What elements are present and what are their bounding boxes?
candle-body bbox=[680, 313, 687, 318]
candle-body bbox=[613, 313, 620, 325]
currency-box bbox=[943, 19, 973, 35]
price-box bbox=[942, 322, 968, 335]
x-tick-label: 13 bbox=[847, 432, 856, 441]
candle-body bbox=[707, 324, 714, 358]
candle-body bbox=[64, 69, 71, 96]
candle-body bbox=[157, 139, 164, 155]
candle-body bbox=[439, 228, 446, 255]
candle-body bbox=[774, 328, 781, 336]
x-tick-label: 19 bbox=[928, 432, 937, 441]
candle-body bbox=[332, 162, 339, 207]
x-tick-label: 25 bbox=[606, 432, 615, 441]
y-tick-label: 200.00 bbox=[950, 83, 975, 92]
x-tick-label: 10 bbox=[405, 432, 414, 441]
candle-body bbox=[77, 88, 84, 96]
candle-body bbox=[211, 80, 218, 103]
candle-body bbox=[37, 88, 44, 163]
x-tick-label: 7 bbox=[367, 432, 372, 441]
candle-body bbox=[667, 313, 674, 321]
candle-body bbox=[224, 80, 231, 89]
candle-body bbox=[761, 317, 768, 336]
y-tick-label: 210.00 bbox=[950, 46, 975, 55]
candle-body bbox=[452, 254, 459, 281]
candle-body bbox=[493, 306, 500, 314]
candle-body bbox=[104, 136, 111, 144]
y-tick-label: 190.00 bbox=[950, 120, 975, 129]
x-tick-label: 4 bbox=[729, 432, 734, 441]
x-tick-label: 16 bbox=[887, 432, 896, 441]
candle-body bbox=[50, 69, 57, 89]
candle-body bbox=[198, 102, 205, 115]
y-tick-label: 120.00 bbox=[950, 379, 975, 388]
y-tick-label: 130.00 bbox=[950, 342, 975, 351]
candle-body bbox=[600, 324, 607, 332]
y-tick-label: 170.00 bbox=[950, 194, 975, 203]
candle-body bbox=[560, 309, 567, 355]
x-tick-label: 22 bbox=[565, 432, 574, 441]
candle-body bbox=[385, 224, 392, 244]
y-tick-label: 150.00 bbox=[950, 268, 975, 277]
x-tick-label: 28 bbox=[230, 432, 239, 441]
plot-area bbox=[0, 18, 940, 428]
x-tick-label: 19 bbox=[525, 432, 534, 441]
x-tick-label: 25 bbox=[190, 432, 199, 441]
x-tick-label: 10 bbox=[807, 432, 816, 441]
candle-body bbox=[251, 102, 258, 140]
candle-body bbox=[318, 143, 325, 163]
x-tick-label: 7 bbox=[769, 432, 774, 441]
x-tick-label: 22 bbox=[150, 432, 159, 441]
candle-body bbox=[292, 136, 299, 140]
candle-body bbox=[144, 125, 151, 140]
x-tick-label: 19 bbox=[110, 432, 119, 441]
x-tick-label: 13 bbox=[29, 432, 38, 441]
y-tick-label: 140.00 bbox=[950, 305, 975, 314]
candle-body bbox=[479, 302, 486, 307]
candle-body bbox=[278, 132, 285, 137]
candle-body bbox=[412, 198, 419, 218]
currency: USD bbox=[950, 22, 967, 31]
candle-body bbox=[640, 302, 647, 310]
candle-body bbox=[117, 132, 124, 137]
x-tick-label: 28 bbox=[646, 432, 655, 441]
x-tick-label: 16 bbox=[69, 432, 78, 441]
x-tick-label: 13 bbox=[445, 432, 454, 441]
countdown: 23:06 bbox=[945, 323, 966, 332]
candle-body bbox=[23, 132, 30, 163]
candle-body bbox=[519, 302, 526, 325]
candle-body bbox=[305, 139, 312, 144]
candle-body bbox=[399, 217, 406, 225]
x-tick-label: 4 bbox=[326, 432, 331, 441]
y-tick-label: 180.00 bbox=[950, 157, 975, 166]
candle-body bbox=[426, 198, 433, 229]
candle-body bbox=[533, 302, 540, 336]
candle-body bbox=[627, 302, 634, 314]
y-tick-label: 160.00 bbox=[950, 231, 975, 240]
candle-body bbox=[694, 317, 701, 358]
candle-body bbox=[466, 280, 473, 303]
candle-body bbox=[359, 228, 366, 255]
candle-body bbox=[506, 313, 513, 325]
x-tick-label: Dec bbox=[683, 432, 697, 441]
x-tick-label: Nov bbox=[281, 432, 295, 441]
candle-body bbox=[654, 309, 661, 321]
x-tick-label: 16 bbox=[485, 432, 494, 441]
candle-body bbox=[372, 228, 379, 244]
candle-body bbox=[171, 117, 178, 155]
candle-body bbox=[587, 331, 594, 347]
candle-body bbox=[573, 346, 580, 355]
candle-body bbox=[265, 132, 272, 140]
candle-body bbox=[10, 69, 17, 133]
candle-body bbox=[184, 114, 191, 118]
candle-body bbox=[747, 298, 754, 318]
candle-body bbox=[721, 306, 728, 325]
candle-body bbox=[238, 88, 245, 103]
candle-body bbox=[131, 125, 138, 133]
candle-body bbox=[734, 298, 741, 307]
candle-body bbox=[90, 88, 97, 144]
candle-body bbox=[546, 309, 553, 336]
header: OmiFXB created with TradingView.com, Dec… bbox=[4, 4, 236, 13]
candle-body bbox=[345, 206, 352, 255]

• EXERCISE REQUIREMENTS: Please edit the data from its first line through the line containing "candle-body bbox=[761, 317, 768, 336]", replacing "price-box" with "price-label" and leaving everything else unchanged.

• WRITTEN REPLY:
What elements are present and what are their bounding boxes?
candle-body bbox=[680, 313, 687, 318]
candle-body bbox=[613, 313, 620, 325]
currency-box bbox=[943, 19, 973, 35]
price-label bbox=[942, 322, 968, 335]
x-tick-label: 13 bbox=[847, 432, 856, 441]
candle-body bbox=[707, 324, 714, 358]
candle-body bbox=[64, 69, 71, 96]
candle-body bbox=[157, 139, 164, 155]
candle-body bbox=[439, 228, 446, 255]
candle-body bbox=[774, 328, 781, 336]
x-tick-label: 19 bbox=[928, 432, 937, 441]
candle-body bbox=[332, 162, 339, 207]
x-tick-label: 25 bbox=[606, 432, 615, 441]
y-tick-label: 200.00 bbox=[950, 83, 975, 92]
x-tick-label: 10 bbox=[405, 432, 414, 441]
candle-body bbox=[77, 88, 84, 96]
candle-body bbox=[211, 80, 218, 103]
candle-body bbox=[37, 88, 44, 163]
x-tick-label: 7 bbox=[367, 432, 372, 441]
candle-body bbox=[667, 313, 674, 321]
candle-body bbox=[224, 80, 231, 89]
candle-body bbox=[761, 317, 768, 336]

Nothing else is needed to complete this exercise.